Job: In your copy, include every line of the listing below exactly but none of the pictures.

Dataset rows:
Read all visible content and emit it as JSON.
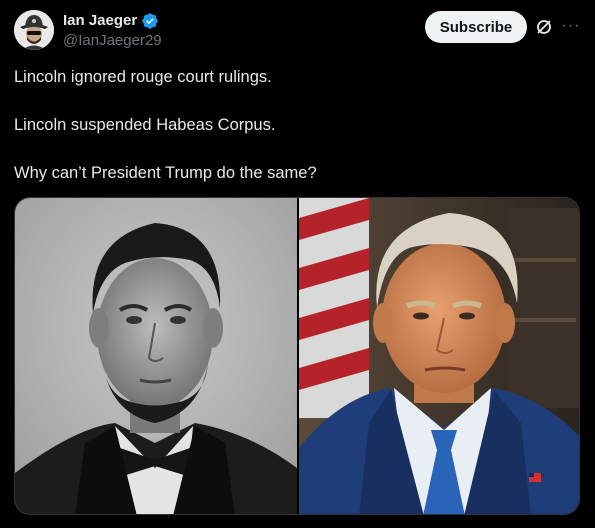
{
  "author": {
    "display_name": "Ian Jaeger",
    "handle": "@IanJaeger29",
    "verified_icon": "verified-badge-icon",
    "avatar_icon": "avatar-hat-icon"
  },
  "actions": {
    "subscribe_label": "Subscribe",
    "grok_icon": "grok-slash-icon",
    "more_icon": "more-dots-icon",
    "more_glyph": "···"
  },
  "tweet": {
    "lines": [
      "Lincoln ignored rouge court rulings.",
      "Lincoln suspended Habeas Corpus.",
      "Why can’t President Trump do the same?"
    ]
  },
  "media": {
    "images": [
      "lincoln-portrait-photo",
      "trump-portrait-photo"
    ]
  },
  "colors": {
    "background": "#000000",
    "text": "#e7e9ea",
    "muted": "#71767b",
    "verified": "#1d9bf0",
    "button_bg": "#eff3f4",
    "button_text": "#0f1419"
  }
}
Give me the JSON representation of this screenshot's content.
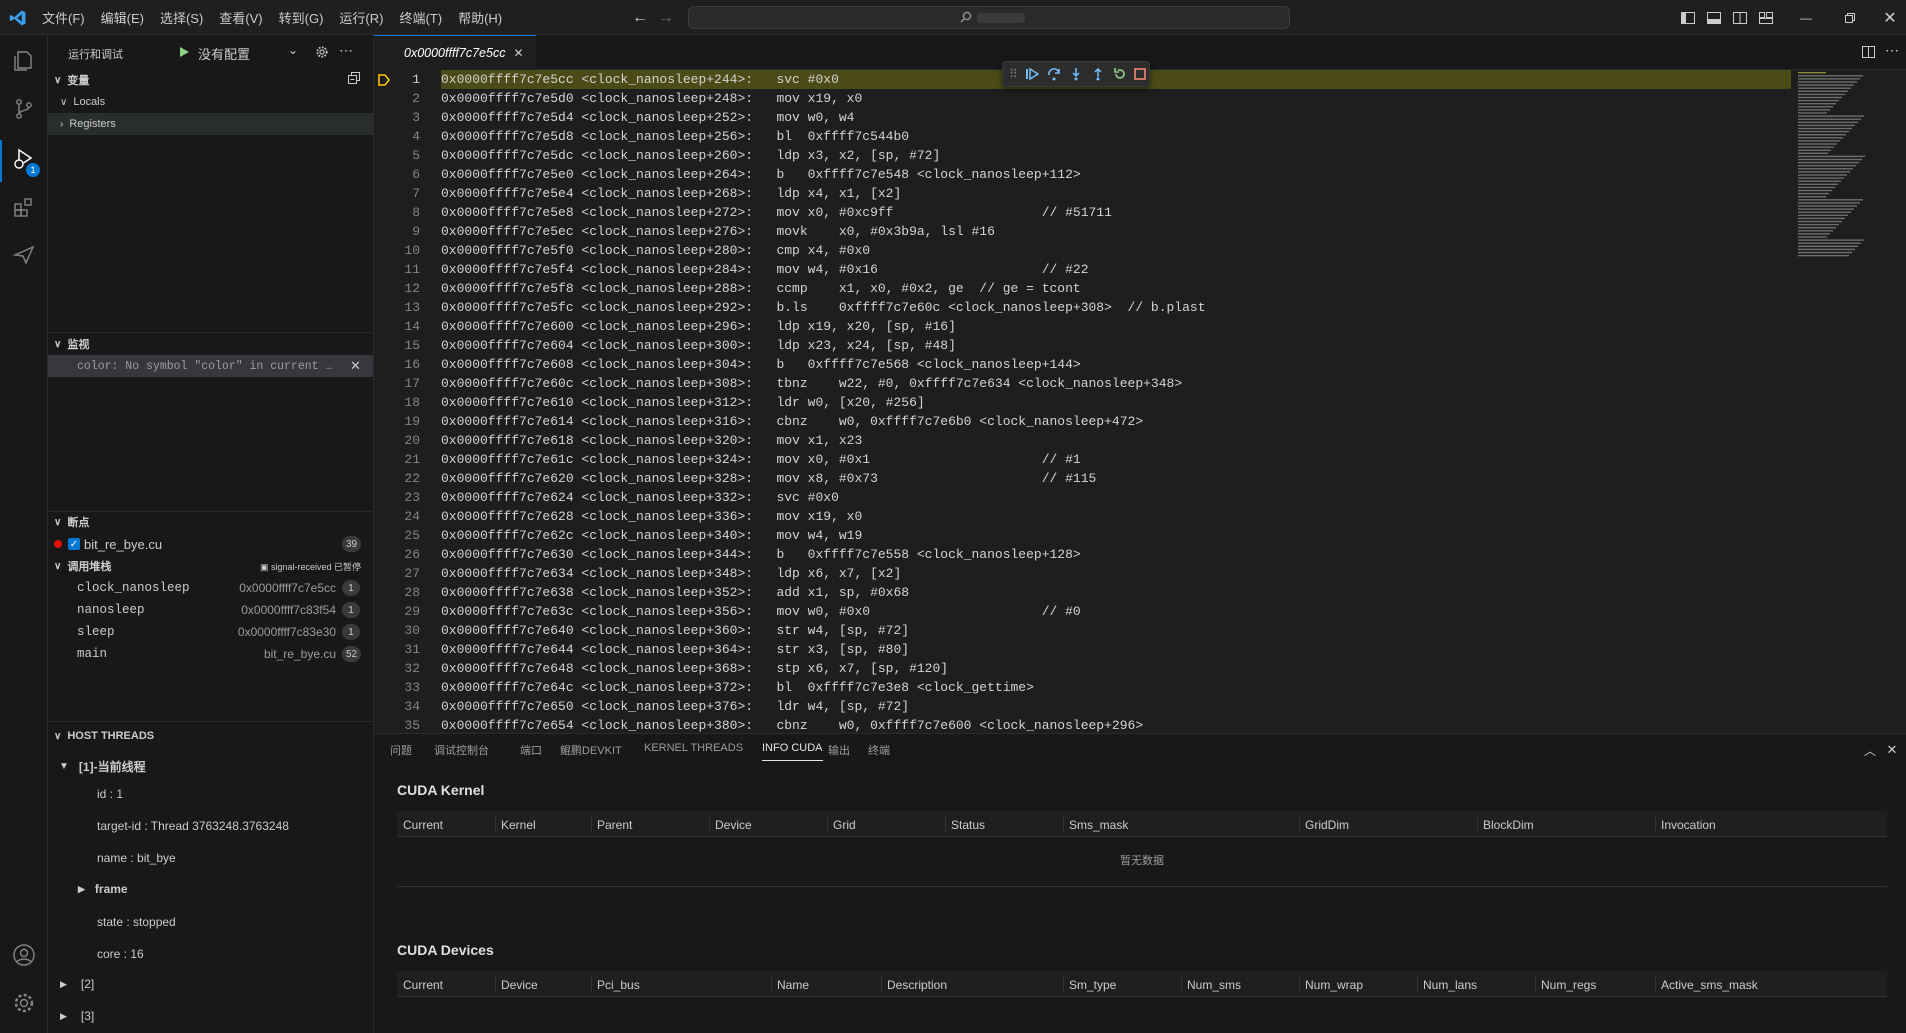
{
  "menu": [
    "文件(F)",
    "编辑(E)",
    "选择(S)",
    "查看(V)",
    "转到(G)",
    "运行(R)",
    "终端(T)",
    "帮助(H)"
  ],
  "sidebar": {
    "run_title": "运行和调试",
    "config": "没有配置",
    "vars_title": "变量",
    "locals": "Locals",
    "registers": "Registers",
    "watch_title": "监视",
    "watch_expr": "color: No symbol \"color\" in current …",
    "bp_title": "断点",
    "bp_file": "bit_re_bye.cu",
    "bp_line": "39",
    "cs_title": "调用堆栈",
    "cs_status": "signal-received 已暂停",
    "callstack": [
      {
        "name": "clock_nanosleep",
        "addr": "0x0000ffff7c7e5cc",
        "count": "1"
      },
      {
        "name": "nanosleep",
        "addr": "0x0000ffff7c83f54",
        "count": "1"
      },
      {
        "name": "sleep",
        "addr": "0x0000ffff7c83e30",
        "count": "1"
      },
      {
        "name": "main",
        "addr": "bit_re_bye.cu",
        "count": "52"
      }
    ],
    "host_title": "HOST THREADS",
    "thread": "[1]-当前线程",
    "props": [
      "id : 1",
      "target-id : Thread 3763248.3763248",
      "name : bit_bye"
    ],
    "frame": "frame",
    "props2": [
      "state : stopped",
      "core : 16"
    ],
    "t2": "[2]",
    "t3": "[3]",
    "debug_badge": "1"
  },
  "editor": {
    "tab": "0x0000ffff7c7e5cc",
    "lines": [
      "0x0000ffff7c7e5cc <clock_nanosleep+244>:   svc #0x0",
      "0x0000ffff7c7e5d0 <clock_nanosleep+248>:   mov x19, x0",
      "0x0000ffff7c7e5d4 <clock_nanosleep+252>:   mov w0, w4",
      "0x0000ffff7c7e5d8 <clock_nanosleep+256>:   bl  0xffff7c544b0",
      "0x0000ffff7c7e5dc <clock_nanosleep+260>:   ldp x3, x2, [sp, #72]",
      "0x0000ffff7c7e5e0 <clock_nanosleep+264>:   b   0xffff7c7e548 <clock_nanosleep+112>",
      "0x0000ffff7c7e5e4 <clock_nanosleep+268>:   ldp x4, x1, [x2]",
      "0x0000ffff7c7e5e8 <clock_nanosleep+272>:   mov x0, #0xc9ff                   // #51711",
      "0x0000ffff7c7e5ec <clock_nanosleep+276>:   movk    x0, #0x3b9a, lsl #16",
      "0x0000ffff7c7e5f0 <clock_nanosleep+280>:   cmp x4, #0x0",
      "0x0000ffff7c7e5f4 <clock_nanosleep+284>:   mov w4, #0x16                     // #22",
      "0x0000ffff7c7e5f8 <clock_nanosleep+288>:   ccmp    x1, x0, #0x2, ge  // ge = tcont",
      "0x0000ffff7c7e5fc <clock_nanosleep+292>:   b.ls    0xffff7c7e60c <clock_nanosleep+308>  // b.plast",
      "0x0000ffff7c7e600 <clock_nanosleep+296>:   ldp x19, x20, [sp, #16]",
      "0x0000ffff7c7e604 <clock_nanosleep+300>:   ldp x23, x24, [sp, #48]",
      "0x0000ffff7c7e608 <clock_nanosleep+304>:   b   0xffff7c7e568 <clock_nanosleep+144>",
      "0x0000ffff7c7e60c <clock_nanosleep+308>:   tbnz    w22, #0, 0xffff7c7e634 <clock_nanosleep+348>",
      "0x0000ffff7c7e610 <clock_nanosleep+312>:   ldr w0, [x20, #256]",
      "0x0000ffff7c7e614 <clock_nanosleep+316>:   cbnz    w0, 0xffff7c7e6b0 <clock_nanosleep+472>",
      "0x0000ffff7c7e618 <clock_nanosleep+320>:   mov x1, x23",
      "0x0000ffff7c7e61c <clock_nanosleep+324>:   mov x0, #0x1                      // #1",
      "0x0000ffff7c7e620 <clock_nanosleep+328>:   mov x8, #0x73                     // #115",
      "0x0000ffff7c7e624 <clock_nanosleep+332>:   svc #0x0",
      "0x0000ffff7c7e628 <clock_nanosleep+336>:   mov x19, x0",
      "0x0000ffff7c7e62c <clock_nanosleep+340>:   mov w4, w19",
      "0x0000ffff7c7e630 <clock_nanosleep+344>:   b   0xffff7c7e558 <clock_nanosleep+128>",
      "0x0000ffff7c7e634 <clock_nanosleep+348>:   ldp x6, x7, [x2]",
      "0x0000ffff7c7e638 <clock_nanosleep+352>:   add x1, sp, #0x68",
      "0x0000ffff7c7e63c <clock_nanosleep+356>:   mov w0, #0x0                      // #0",
      "0x0000ffff7c7e640 <clock_nanosleep+360>:   str w4, [sp, #72]",
      "0x0000ffff7c7e644 <clock_nanosleep+364>:   str x3, [sp, #80]",
      "0x0000ffff7c7e648 <clock_nanosleep+368>:   stp x6, x7, [sp, #120]",
      "0x0000ffff7c7e64c <clock_nanosleep+372>:   bl  0xffff7c7e3e8 <clock_gettime>",
      "0x0000ffff7c7e650 <clock_nanosleep+376>:   ldr w4, [sp, #72]",
      "0x0000ffff7c7e654 <clock_nanosleep+380>:   cbnz    w0, 0xffff7c7e600 <clock_nanosleep+296>"
    ]
  },
  "panel": {
    "tabs": [
      "问题",
      "调试控制台",
      "端口",
      "鲲鹏DEVKIT",
      "KERNEL THREADS",
      "INFO CUDA",
      "输出",
      "终端"
    ],
    "active": "INFO CUDA",
    "kernel_title": "CUDA Kernel",
    "kernel_cols": [
      "Current",
      "Kernel",
      "Parent",
      "Device",
      "Grid",
      "Status",
      "Sms_mask",
      "GridDim",
      "BlockDim",
      "Invocation"
    ],
    "empty": "暂无数据",
    "devices_title": "CUDA Devices",
    "device_cols": [
      "Current",
      "Device",
      "Pci_bus",
      "Name",
      "Description",
      "Sm_type",
      "Num_sms",
      "Num_wrap",
      "Num_lans",
      "Num_regs",
      "Active_sms_mask"
    ]
  }
}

Expected output:
Read all visible content and emit it as JSON.
{
  "author": {
    "display_name": "Ian Jaeger",
    "handle": "@IanJaeger29",
    "verified_icon": "verified-badge-icon",
    "avatar_icon": "avatar-hat-icon"
  },
  "actions": {
    "subscribe_label": "Subscribe",
    "grok_icon": "grok-slash-icon",
    "more_icon": "more-dots-icon",
    "more_glyph": "···"
  },
  "tweet": {
    "lines": [
      "Lincoln ignored rouge court rulings.",
      "Lincoln suspended Habeas Corpus.",
      "Why can’t President Trump do the same?"
    ]
  },
  "media": {
    "images": [
      "lincoln-portrait-photo",
      "trump-portrait-photo"
    ]
  },
  "colors": {
    "background": "#000000",
    "text": "#e7e9ea",
    "muted": "#71767b",
    "verified": "#1d9bf0",
    "button_bg": "#eff3f4",
    "button_text": "#0f1419"
  }
}
Give me the JSON representation of this screenshot's content.
{
  "menu": [
    "文件(F)",
    "编辑(E)",
    "选择(S)",
    "查看(V)",
    "转到(G)",
    "运行(R)",
    "终端(T)",
    "帮助(H)"
  ],
  "sidebar": {
    "run_title": "运行和调试",
    "config": "没有配置",
    "vars_title": "变量",
    "locals": "Locals",
    "registers": "Registers",
    "watch_title": "监视",
    "watch_expr": "color: No symbol \"color\" in current …",
    "bp_title": "断点",
    "bp_file": "bit_re_bye.cu",
    "bp_line": "39",
    "cs_title": "调用堆栈",
    "cs_status": "signal-received 已暂停",
    "callstack": [
      {
        "name": "clock_nanosleep",
        "addr": "0x0000ffff7c7e5cc",
        "count": "1"
      },
      {
        "name": "nanosleep",
        "addr": "0x0000ffff7c83f54",
        "count": "1"
      },
      {
        "name": "sleep",
        "addr": "0x0000ffff7c83e30",
        "count": "1"
      },
      {
        "name": "main",
        "addr": "bit_re_bye.cu",
        "count": "52"
      }
    ],
    "host_title": "HOST THREADS",
    "thread": "[1]-当前线程",
    "props": [
      "id : 1",
      "target-id : Thread 3763248.3763248",
      "name : bit_bye"
    ],
    "frame": "frame",
    "props2": [
      "state : stopped",
      "core : 16"
    ],
    "t2": "[2]",
    "t3": "[3]",
    "debug_badge": "1"
  },
  "editor": {
    "tab": "0x0000ffff7c7e5cc",
    "lines": [
      "0x0000ffff7c7e5cc <clock_nanosleep+244>:   svc #0x0",
      "0x0000ffff7c7e5d0 <clock_nanosleep+248>:   mov x19, x0",
      "0x0000ffff7c7e5d4 <clock_nanosleep+252>:   mov w0, w4",
      "0x0000ffff7c7e5d8 <clock_nanosleep+256>:   bl  0xffff7c544b0",
      "0x0000ffff7c7e5dc <clock_nanosleep+260>:   ldp x3, x2, [sp, #72]",
      "0x0000ffff7c7e5e0 <clock_nanosleep+264>:   b   0xffff7c7e548 <clock_nanosleep+112>",
      "0x0000ffff7c7e5e4 <clock_nanosleep+268>:   ldp x4, x1, [x2]",
      "0x0000ffff7c7e5e8 <clock_nanosleep+272>:   mov x0, #0xc9ff                   // #51711",
      "0x0000ffff7c7e5ec <clock_nanosleep+276>:   movk    x0, #0x3b9a, lsl #16",
      "0x0000ffff7c7e5f0 <clock_nanosleep+280>:   cmp x4, #0x0",
      "0x0000ffff7c7e5f4 <clock_nanosleep+284>:   mov w4, #0x16                     // #22",
      "0x0000ffff7c7e5f8 <clock_nanosleep+288>:   ccmp    x1, x0, #0x2, ge  // ge = tcont",
      "0x0000ffff7c7e5fc <clock_nanosleep+292>:   b.ls    0xffff7c7e60c <clock_nanosleep+308>  // b.plast",
      "0x0000ffff7c7e600 <clock_nanosleep+296>:   ldp x19, x20, [sp, #16]",
      "0x0000ffff7c7e604 <clock_nanosleep+300>:   ldp x23, x24, [sp, #48]",
      "0x0000ffff7c7e608 <clock_nanosleep+304>:   b   0xffff7c7e568 <clock_nanosleep+144>",
      "0x0000ffff7c7e60c <clock_nanosleep+308>:   tbnz    w22, #0, 0xffff7c7e634 <clock_nanosleep+348>",
      "0x0000ffff7c7e610 <clock_nanosleep+312>:   ldr w0, [x20, #256]",
      "0x0000ffff7c7e614 <clock_nanosleep+316>:   cbnz    w0, 0xffff7c7e6b0 <clock_nanosleep+472>",
      "0x0000ffff7c7e618 <clock_nanosleep+320>:   mov x1, x23",
      "0x0000ffff7c7e61c <clock_nanosleep+324>:   mov x0, #0x1                      // #1",
      "0x0000ffff7c7e620 <clock_nanosleep+328>:   mov x8, #0x73                     // #115",
      "0x0000ffff7c7e624 <clock_nanosleep+332>:   svc #0x0",
      "0x0000ffff7c7e628 <clock_nanosleep+336>:   mov x19, x0",
      "0x0000ffff7c7e62c <clock_nanosleep+340>:   mov w4, w19",
      "0x0000ffff7c7e630 <clock_nanosleep+344>:   b   0xffff7c7e558 <clock_nanosleep+128>",
      "0x0000ffff7c7e634 <clock_nanosleep+348>:   ldp x6, x7, [x2]",
      "0x0000ffff7c7e638 <clock_nanosleep+352>:   add x1, sp, #0x68",
      "0x0000ffff7c7e63c <clock_nanosleep+356>:   mov w0, #0x0                      // #0",
      "0x0000ffff7c7e640 <clock_nanosleep+360>:   str w4, [sp, #72]",
      "0x0000ffff7c7e644 <clock_nanosleep+364>:   str x3, [sp, #80]",
      "0x0000ffff7c7e648 <clock_nanosleep+368>:   stp x6, x7, [sp, #120]",
      "0x0000ffff7c7e64c <clock_nanosleep+372>:   bl  0xffff7c7e3e8 <clock_gettime>",
      "0x0000ffff7c7e650 <clock_nanosleep+376>:   ldr w4, [sp, #72]",
      "0x0000ffff7c7e654 <clock_nanosleep+380>:   cbnz    w0, 0xffff7c7e600 <clock_nanosleep+296>"
    ]
  },
  "panel": {
    "tabs": [
      "问题",
      "调试控制台",
      "端口",
      "鲲鹏DEVKIT",
      "KERNEL THREADS",
      "INFO CUDA",
      "输出",
      "终端"
    ],
    "active": "INFO CUDA",
    "kernel_title": "CUDA Kernel",
    "kernel_cols": [
      "Current",
      "Kernel",
      "Parent",
      "Device",
      "Grid",
      "Status",
      "Sms_mask",
      "GridDim",
      "BlockDim",
      "Invocation"
    ],
    "empty": "暂无数据",
    "devices_title": "CUDA Devices",
    "device_cols": [
      "Current",
      "Device",
      "Pci_bus",
      "Name",
      "Description",
      "Sm_type",
      "Num_sms",
      "Num_wrap",
      "Num_lans",
      "Num_regs",
      "Active_sms_mask"
    ]
  }
}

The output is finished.